╭─ Data supplied
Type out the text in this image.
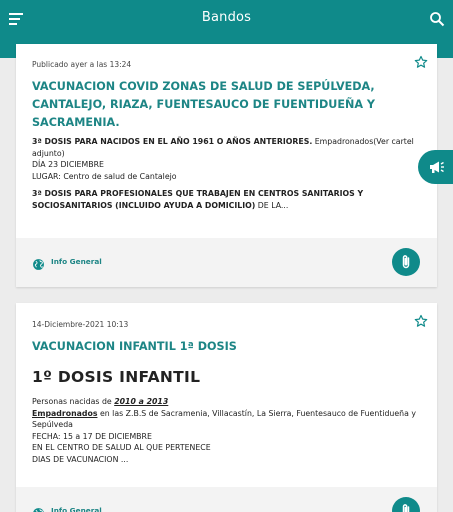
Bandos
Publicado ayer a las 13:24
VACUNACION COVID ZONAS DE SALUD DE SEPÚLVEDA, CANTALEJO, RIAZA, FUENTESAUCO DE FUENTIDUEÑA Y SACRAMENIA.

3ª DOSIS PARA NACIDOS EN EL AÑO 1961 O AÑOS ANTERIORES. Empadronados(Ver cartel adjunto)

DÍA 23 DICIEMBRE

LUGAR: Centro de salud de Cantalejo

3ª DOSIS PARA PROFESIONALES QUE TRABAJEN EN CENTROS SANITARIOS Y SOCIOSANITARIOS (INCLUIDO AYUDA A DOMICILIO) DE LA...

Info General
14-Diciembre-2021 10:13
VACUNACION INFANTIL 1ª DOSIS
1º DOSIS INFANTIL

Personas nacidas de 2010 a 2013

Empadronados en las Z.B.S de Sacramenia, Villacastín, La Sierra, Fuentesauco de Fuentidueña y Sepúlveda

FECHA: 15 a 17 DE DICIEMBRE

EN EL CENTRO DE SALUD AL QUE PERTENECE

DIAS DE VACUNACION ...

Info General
╰─
» **Instructions for the task**
Exclude the pictures and repeat every other part of the records word for word.

» **Expected answer**
Type out the text in this image.
Bandos
Publicado ayer a las 13:24
VACUNACION COVID ZONAS DE SALUD DE SEPÚLVEDA, CANTALEJO, RIAZA, FUENTESAUCO DE FUENTIDUEÑA Y SACRAMENIA.

3ª DOSIS PARA NACIDOS EN EL AÑO 1961 O AÑOS ANTERIORES. Empadronados(Ver cartel adjunto)

DÍA 23 DICIEMBRE

LUGAR: Centro de salud de Cantalejo

3ª DOSIS PARA PROFESIONALES QUE TRABAJEN EN CENTROS SANITARIOS Y SOCIOSANITARIOS (INCLUIDO AYUDA A DOMICILIO) DE LA...

Info General
14-Diciembre-2021 10:13
VACUNACION INFANTIL 1ª DOSIS
1º DOSIS INFANTIL

Personas nacidas de 2010 a 2013

Empadronados en las Z.B.S de Sacramenia, Villacastín, La Sierra, Fuentesauco de Fuentidueña y Sepúlveda

FECHA: 15 a 17 DE DICIEMBRE

EN EL CENTRO DE SALUD AL QUE PERTENECE

DIAS DE VACUNACION ...

Info General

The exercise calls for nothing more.